■ Work to complete
Your task is to print all of the data word for word.

[Data section start]

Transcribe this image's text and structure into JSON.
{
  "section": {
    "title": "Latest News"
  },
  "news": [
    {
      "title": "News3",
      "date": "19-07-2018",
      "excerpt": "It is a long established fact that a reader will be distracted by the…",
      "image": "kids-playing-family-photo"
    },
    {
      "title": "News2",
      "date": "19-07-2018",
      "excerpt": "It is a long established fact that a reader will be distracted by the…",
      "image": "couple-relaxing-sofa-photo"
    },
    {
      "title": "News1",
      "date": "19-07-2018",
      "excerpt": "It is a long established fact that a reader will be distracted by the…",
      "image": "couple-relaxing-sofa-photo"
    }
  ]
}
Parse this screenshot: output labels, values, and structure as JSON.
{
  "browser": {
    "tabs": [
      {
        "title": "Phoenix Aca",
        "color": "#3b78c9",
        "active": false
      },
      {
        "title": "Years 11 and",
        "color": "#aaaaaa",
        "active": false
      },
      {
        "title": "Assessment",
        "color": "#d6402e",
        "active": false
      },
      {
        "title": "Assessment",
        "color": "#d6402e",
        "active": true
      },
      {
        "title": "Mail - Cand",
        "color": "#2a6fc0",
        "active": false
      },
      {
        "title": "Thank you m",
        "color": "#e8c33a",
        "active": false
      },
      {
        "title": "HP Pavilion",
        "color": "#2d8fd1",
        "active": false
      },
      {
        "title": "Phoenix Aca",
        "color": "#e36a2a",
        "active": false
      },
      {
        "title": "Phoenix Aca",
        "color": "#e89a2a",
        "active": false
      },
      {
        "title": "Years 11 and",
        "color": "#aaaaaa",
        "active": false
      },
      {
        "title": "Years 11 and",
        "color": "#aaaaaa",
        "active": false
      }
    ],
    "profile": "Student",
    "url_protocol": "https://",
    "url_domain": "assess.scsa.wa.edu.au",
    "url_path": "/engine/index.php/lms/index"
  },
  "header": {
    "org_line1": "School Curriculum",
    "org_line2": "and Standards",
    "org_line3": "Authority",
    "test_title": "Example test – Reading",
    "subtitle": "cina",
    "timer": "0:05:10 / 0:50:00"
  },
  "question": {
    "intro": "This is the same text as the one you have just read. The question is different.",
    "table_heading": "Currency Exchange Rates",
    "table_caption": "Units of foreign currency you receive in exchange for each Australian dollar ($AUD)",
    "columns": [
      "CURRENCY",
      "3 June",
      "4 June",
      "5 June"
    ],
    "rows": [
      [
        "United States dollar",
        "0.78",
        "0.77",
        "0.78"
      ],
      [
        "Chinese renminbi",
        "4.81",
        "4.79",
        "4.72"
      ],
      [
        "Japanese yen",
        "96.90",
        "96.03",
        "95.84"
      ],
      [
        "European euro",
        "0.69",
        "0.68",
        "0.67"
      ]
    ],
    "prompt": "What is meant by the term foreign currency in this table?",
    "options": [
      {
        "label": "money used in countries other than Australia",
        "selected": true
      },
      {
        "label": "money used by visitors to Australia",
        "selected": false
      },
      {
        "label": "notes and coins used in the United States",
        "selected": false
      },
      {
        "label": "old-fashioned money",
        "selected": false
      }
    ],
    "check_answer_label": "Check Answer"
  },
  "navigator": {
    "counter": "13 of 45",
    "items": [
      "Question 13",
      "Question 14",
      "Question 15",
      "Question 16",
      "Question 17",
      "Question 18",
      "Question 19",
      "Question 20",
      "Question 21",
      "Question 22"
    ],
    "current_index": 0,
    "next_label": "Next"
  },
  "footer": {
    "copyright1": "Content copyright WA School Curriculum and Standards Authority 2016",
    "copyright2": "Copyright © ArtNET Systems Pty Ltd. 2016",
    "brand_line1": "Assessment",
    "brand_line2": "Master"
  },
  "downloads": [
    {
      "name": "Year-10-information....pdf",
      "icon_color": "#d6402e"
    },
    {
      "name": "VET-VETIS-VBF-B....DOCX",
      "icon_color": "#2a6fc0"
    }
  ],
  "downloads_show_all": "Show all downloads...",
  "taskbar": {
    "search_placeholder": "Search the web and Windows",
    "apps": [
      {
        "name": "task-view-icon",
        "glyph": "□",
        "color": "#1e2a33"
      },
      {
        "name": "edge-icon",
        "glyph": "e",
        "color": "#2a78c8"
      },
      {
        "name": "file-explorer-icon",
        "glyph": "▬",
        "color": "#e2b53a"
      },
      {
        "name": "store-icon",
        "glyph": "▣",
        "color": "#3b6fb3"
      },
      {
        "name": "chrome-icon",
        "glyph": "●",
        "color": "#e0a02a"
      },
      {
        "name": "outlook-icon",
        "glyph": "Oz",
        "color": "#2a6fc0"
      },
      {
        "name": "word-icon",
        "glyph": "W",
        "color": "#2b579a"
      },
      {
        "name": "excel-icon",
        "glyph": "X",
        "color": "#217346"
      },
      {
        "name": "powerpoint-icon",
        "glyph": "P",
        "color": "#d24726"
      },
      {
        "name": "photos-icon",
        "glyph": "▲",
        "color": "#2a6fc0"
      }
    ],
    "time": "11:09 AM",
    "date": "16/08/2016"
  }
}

[Data section end]

■ Answer below
Transcribe this image's text and structure into JSON.
{
  "section": {
    "title": "Latest News"
  },
  "news": [
    {
      "title": "News3",
      "date": "19-07-2018",
      "excerpt": "It is a long established fact that a reader will be distracted by the…",
      "image": "kids-playing-family-photo"
    },
    {
      "title": "News2",
      "date": "19-07-2018",
      "excerpt": "It is a long established fact that a reader will be distracted by the…",
      "image": "couple-relaxing-sofa-photo"
    },
    {
      "title": "News1",
      "date": "19-07-2018",
      "excerpt": "It is a long established fact that a reader will be distracted by the…",
      "image": "couple-relaxing-sofa-photo"
    }
  ]
}
Parse this screenshot: output labels, values, and structure as JSON.
{
  "browser": {
    "tabs": [
      {
        "title": "Phoenix Aca",
        "color": "#3b78c9",
        "active": false
      },
      {
        "title": "Years 11 and",
        "color": "#aaaaaa",
        "active": false
      },
      {
        "title": "Assessment",
        "color": "#d6402e",
        "active": false
      },
      {
        "title": "Assessment",
        "color": "#d6402e",
        "active": true
      },
      {
        "title": "Mail - Cand",
        "color": "#2a6fc0",
        "active": false
      },
      {
        "title": "Thank you m",
        "color": "#e8c33a",
        "active": false
      },
      {
        "title": "HP Pavilion",
        "color": "#2d8fd1",
        "active": false
      },
      {
        "title": "Phoenix Aca",
        "color": "#e36a2a",
        "active": false
      },
      {
        "title": "Phoenix Aca",
        "color": "#e89a2a",
        "active": false
      },
      {
        "title": "Years 11 and",
        "color": "#aaaaaa",
        "active": false
      },
      {
        "title": "Years 11 and",
        "color": "#aaaaaa",
        "active": false
      }
    ],
    "profile": "Student",
    "url_protocol": "https://",
    "url_domain": "assess.scsa.wa.edu.au",
    "url_path": "/engine/index.php/lms/index"
  },
  "header": {
    "org_line1": "School Curriculum",
    "org_line2": "and Standards",
    "org_line3": "Authority",
    "test_title": "Example test – Reading",
    "subtitle": "cina",
    "timer": "0:05:10 / 0:50:00"
  },
  "question": {
    "intro": "This is the same text as the one you have just read. The question is different.",
    "table_heading": "Currency Exchange Rates",
    "table_caption": "Units of foreign currency you receive in exchange for each Australian dollar ($AUD)",
    "columns": [
      "CURRENCY",
      "3 June",
      "4 June",
      "5 June"
    ],
    "rows": [
      [
        "United States dollar",
        "0.78",
        "0.77",
        "0.78"
      ],
      [
        "Chinese renminbi",
        "4.81",
        "4.79",
        "4.72"
      ],
      [
        "Japanese yen",
        "96.90",
        "96.03",
        "95.84"
      ],
      [
        "European euro",
        "0.69",
        "0.68",
        "0.67"
      ]
    ],
    "prompt": "What is meant by the term foreign currency in this table?",
    "options": [
      {
        "label": "money used in countries other than Australia",
        "selected": true
      },
      {
        "label": "money used by visitors to Australia",
        "selected": false
      },
      {
        "label": "notes and coins used in the United States",
        "selected": false
      },
      {
        "label": "old-fashioned money",
        "selected": false
      }
    ],
    "check_answer_label": "Check Answer"
  },
  "navigator": {
    "counter": "13 of 45",
    "items": [
      "Question 13",
      "Question 14",
      "Question 15",
      "Question 16",
      "Question 17",
      "Question 18",
      "Question 19",
      "Question 20",
      "Question 21",
      "Question 22"
    ],
    "current_index": 0,
    "next_label": "Next"
  },
  "footer": {
    "copyright1": "Content copyright WA School Curriculum and Standards Authority 2016",
    "copyright2": "Copyright © ArtNET Systems Pty Ltd. 2016",
    "brand_line1": "Assessment",
    "brand_line2": "Master"
  },
  "downloads": [
    {
      "name": "Year-10-information....pdf",
      "icon_color": "#d6402e"
    },
    {
      "name": "VET-VETIS-VBF-B....DOCX",
      "icon_color": "#2a6fc0"
    }
  ],
  "downloads_show_all": "Show all downloads...",
  "taskbar": {
    "search_placeholder": "Search the web and Windows",
    "apps": [
      {
        "name": "task-view-icon",
        "glyph": "□",
        "color": "#1e2a33"
      },
      {
        "name": "edge-icon",
        "glyph": "e",
        "color": "#2a78c8"
      },
      {
        "name": "file-explorer-icon",
        "glyph": "▬",
        "color": "#e2b53a"
      },
      {
        "name": "store-icon",
        "glyph": "▣",
        "color": "#3b6fb3"
      },
      {
        "name": "chrome-icon",
        "glyph": "●",
        "color": "#e0a02a"
      },
      {
        "name": "outlook-icon",
        "glyph": "Oz",
        "color": "#2a6fc0"
      },
      {
        "name": "word-icon",
        "glyph": "W",
        "color": "#2b579a"
      },
      {
        "name": "excel-icon",
        "glyph": "X",
        "color": "#217346"
      },
      {
        "name": "powerpoint-icon",
        "glyph": "P",
        "color": "#d24726"
      },
      {
        "name": "photos-icon",
        "glyph": "▲",
        "color": "#2a6fc0"
      }
    ],
    "time": "11:09 AM",
    "date": "16/08/2016"
  }
}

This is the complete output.